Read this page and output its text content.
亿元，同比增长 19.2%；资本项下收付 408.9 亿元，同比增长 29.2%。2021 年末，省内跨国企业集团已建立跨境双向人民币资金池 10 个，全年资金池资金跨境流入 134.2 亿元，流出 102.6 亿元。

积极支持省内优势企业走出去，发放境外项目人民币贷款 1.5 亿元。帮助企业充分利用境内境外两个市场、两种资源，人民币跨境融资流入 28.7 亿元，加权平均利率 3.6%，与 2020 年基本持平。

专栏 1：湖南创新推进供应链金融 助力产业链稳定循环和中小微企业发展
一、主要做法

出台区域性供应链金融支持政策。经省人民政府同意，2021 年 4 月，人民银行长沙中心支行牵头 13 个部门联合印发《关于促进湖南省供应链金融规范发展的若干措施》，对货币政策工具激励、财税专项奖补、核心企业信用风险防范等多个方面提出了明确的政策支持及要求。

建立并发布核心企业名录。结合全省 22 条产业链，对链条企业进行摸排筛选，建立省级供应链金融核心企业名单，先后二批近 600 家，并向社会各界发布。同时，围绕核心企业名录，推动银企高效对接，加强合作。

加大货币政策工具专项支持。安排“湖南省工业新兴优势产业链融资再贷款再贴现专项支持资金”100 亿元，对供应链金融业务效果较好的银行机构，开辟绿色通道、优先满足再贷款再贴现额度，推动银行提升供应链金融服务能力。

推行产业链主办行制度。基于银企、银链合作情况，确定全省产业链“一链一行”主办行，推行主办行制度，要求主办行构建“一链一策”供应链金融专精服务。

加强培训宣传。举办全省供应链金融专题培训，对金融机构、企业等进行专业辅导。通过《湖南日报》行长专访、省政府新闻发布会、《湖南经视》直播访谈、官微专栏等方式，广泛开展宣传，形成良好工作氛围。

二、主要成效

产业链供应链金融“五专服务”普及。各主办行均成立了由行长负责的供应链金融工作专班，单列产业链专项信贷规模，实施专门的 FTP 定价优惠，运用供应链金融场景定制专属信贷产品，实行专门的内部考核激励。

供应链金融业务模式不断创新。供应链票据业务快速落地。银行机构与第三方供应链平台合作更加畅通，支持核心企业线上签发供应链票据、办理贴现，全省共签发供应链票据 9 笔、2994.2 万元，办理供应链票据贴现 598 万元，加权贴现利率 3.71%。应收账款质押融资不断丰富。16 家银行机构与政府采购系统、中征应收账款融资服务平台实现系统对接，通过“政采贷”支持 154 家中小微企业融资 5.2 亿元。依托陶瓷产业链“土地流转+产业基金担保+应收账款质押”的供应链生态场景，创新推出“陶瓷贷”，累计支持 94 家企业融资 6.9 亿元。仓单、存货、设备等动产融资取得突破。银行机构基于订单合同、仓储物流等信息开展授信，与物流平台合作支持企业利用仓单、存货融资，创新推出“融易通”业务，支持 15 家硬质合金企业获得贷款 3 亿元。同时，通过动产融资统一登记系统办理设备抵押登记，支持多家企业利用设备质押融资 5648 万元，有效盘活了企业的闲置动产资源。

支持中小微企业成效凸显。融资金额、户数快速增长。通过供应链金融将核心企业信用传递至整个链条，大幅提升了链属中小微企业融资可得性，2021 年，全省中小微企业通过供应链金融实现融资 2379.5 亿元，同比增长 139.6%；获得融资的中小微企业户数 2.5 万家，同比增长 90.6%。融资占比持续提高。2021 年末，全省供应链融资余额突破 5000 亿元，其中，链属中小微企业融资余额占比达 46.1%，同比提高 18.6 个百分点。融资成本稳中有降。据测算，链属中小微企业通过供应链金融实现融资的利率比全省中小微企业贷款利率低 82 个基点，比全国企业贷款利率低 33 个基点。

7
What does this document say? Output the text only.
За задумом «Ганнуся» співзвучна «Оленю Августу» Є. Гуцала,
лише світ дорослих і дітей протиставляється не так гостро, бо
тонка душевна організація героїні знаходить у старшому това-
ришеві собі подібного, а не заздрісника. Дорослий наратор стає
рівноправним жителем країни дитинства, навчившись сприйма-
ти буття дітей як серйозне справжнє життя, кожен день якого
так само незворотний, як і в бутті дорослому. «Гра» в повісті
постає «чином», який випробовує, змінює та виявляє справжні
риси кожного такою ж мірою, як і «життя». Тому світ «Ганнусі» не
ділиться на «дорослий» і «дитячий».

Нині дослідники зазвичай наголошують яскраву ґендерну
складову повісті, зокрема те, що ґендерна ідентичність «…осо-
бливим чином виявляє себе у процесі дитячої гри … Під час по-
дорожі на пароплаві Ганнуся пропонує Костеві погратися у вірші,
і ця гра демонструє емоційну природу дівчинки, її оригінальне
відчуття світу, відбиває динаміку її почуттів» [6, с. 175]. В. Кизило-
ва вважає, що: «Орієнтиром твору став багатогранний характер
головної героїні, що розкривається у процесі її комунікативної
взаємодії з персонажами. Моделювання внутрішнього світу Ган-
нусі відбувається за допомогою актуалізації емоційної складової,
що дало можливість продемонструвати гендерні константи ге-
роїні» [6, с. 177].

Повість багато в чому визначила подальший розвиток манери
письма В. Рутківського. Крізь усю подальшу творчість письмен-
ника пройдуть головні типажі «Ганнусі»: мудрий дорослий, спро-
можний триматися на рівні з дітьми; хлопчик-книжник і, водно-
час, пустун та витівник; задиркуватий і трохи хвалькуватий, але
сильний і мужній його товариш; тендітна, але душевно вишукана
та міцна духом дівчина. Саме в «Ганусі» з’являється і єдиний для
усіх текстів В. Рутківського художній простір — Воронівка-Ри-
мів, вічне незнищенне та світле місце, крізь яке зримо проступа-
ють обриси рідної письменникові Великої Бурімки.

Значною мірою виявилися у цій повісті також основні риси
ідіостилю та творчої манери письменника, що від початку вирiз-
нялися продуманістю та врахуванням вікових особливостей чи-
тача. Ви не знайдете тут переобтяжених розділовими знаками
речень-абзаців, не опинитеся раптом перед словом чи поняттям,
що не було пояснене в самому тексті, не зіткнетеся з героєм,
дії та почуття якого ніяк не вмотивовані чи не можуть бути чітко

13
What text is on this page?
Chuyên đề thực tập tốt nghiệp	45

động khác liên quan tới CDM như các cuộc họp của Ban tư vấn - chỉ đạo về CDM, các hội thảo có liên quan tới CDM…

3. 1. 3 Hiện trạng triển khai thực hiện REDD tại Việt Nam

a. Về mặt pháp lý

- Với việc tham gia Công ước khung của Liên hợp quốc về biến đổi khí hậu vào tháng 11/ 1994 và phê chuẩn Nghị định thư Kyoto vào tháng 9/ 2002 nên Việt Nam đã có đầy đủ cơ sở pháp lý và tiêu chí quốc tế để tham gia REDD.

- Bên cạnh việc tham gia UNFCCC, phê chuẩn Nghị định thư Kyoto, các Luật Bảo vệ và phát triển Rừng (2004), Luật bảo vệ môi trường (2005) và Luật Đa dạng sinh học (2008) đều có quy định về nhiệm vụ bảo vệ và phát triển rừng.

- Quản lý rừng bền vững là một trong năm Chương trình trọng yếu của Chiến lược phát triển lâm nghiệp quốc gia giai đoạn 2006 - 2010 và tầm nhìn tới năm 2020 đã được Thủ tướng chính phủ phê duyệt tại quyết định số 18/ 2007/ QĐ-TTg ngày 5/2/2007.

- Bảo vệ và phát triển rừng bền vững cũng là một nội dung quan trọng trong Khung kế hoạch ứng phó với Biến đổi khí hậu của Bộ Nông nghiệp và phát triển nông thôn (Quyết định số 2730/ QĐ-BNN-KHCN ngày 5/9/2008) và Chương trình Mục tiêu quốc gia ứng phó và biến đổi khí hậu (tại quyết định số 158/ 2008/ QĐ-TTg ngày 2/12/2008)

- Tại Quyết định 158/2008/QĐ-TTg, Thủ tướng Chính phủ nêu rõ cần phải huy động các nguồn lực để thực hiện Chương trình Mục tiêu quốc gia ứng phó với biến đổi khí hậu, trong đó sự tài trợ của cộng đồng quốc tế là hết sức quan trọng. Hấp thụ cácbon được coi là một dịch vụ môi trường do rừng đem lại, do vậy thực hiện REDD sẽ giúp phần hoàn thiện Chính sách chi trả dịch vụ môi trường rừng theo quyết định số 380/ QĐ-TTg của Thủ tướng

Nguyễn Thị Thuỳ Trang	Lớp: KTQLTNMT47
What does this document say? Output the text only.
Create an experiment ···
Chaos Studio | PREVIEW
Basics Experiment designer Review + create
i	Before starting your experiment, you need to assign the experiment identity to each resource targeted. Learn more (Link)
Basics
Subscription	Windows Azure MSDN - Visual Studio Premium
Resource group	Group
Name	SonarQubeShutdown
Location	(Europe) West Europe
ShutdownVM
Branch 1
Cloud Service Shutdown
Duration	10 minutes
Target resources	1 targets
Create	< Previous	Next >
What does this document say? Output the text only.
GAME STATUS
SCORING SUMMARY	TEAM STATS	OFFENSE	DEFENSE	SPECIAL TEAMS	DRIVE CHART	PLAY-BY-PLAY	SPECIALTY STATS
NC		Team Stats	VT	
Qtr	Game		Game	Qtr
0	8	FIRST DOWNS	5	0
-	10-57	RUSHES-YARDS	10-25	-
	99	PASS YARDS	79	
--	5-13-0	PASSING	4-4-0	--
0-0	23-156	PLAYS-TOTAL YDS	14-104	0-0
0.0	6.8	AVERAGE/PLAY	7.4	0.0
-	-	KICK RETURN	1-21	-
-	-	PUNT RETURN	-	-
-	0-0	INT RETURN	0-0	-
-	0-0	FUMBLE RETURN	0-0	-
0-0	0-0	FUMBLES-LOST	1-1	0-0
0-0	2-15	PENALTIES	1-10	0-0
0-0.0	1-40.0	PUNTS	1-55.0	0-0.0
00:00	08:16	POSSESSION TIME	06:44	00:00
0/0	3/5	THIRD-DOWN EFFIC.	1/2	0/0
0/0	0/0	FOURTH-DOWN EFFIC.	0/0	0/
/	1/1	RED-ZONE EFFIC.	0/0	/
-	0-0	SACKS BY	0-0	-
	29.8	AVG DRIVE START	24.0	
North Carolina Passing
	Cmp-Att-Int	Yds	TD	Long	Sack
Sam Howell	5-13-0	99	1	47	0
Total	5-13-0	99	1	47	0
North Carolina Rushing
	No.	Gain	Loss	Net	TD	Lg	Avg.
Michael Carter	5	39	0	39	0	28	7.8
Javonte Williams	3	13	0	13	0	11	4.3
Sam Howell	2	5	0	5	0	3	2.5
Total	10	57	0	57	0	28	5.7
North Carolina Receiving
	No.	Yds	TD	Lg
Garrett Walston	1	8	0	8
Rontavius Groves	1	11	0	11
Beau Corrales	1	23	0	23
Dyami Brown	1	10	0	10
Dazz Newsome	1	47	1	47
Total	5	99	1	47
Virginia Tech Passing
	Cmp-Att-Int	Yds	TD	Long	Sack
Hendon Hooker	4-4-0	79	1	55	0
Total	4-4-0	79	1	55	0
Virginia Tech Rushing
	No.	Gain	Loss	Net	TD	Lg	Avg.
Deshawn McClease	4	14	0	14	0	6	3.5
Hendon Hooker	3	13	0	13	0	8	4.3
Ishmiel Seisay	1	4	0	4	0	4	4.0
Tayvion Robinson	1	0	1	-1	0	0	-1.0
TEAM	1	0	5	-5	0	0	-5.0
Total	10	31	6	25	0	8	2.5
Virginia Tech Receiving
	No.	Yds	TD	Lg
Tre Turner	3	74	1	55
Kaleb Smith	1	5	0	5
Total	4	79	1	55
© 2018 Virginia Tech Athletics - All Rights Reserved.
::::
■ **WHAT THE TASK ASKS**: List each line holding the string "Ганнуся".

■ **CORRECT RESPONSE**:
За задумом «Ганнуся» співзвучна «Оленю Августу» Є. Гуцала,
дорожі на пароплаві Ганнуся пропонує Костеві погратися у вірші,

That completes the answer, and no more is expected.